▸ Given exercise
Below are the records; reproduce all of them exactly but without any images.

▸ Data
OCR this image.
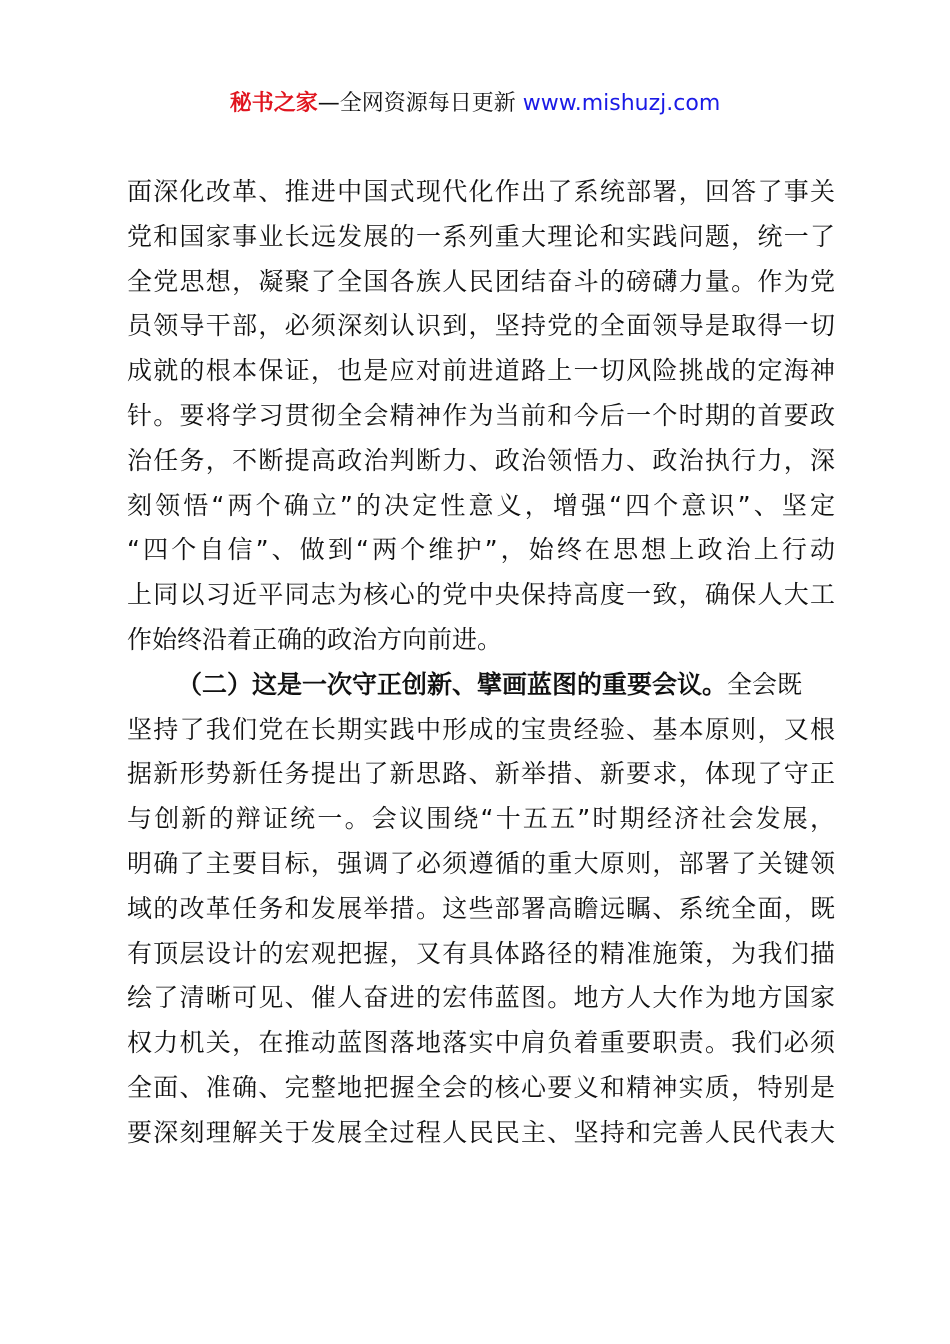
秘书之家—全网资源每日更新 www.mishuzj.com
面深化改革、推进中国式现代化作出了系统部署，回答了事关
党和国家事业长远发展的一系列重大理论和实践问题，统一了
全党思想，凝聚了全国各族人民团结奋斗的磅礴力量。作为党
员领导干部，必须深刻认识到，坚持党的全面领导是取得一切
成就的根本保证，也是应对前进道路上一切风险挑战的定海神
针。要将学习贯彻全会精神作为当前和今后一个时期的首要政
治任务，不断提高政治判断力、政治领悟力、政治执行力，深
刻领悟“两个确立”的决定性意义，增强“四个意识”、坚定
“四个自信”、做到“两个维护”，始终在思想上政治上行动
上同以习近平同志为核心的党中央保持高度一致，确保人大工
作始终沿着正确的政治方向前进。
（二）这是一次守正创新、擘画蓝图的重要会议。全会既
坚持了我们党在长期实践中形成的宝贵经验、基本原则，又根
据新形势新任务提出了新思路、新举措、新要求，体现了守正
与创新的辩证统一。会议围绕“十五五”时期经济社会发展，
明确了主要目标，强调了必须遵循的重大原则，部署了关键领
域的改革任务和发展举措。这些部署高瞻远瞩、系统全面，既
有顶层设计的宏观把握，又有具体路径的精准施策，为我们描
绘了清晰可见、催人奋进的宏伟蓝图。地方人大作为地方国家
权力机关，在推动蓝图落地落实中肩负着重要职责。我们必须
全面、准确、完整地把握全会的核心要义和精神实质，特别是
要深刻理解关于发展全过程人民民主、坚持和完善人民代表大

▸ Output
OCR this image.
秘书之家—全网资源每日更新 www.mishuzj.com
面深化改革、推进中国式现代化作出了系统部署，回答了事关
党和国家事业长远发展的一系列重大理论和实践问题，统一了
全党思想，凝聚了全国各族人民团结奋斗的磅礴力量。作为党
员领导干部，必须深刻认识到，坚持党的全面领导是取得一切
成就的根本保证，也是应对前进道路上一切风险挑战的定海神
针。要将学习贯彻全会精神作为当前和今后一个时期的首要政
治任务，不断提高政治判断力、政治领悟力、政治执行力，深
刻领悟“两个确立”的决定性意义，增强“四个意识”、坚定
“四个自信”、做到“两个维护”，始终在思想上政治上行动
上同以习近平同志为核心的党中央保持高度一致，确保人大工
作始终沿着正确的政治方向前进。
（二）这是一次守正创新、擘画蓝图的重要会议。全会既
坚持了我们党在长期实践中形成的宝贵经验、基本原则，又根
据新形势新任务提出了新思路、新举措、新要求，体现了守正
与创新的辩证统一。会议围绕“十五五”时期经济社会发展，
明确了主要目标，强调了必须遵循的重大原则，部署了关键领
域的改革任务和发展举措。这些部署高瞻远瞩、系统全面，既
有顶层设计的宏观把握，又有具体路径的精准施策，为我们描
绘了清晰可见、催人奋进的宏伟蓝图。地方人大作为地方国家
权力机关，在推动蓝图落地落实中肩负着重要职责。我们必须
全面、准确、完整地把握全会的核心要义和精神实质，特别是
要深刻理解关于发展全过程人民民主、坚持和完善人民代表大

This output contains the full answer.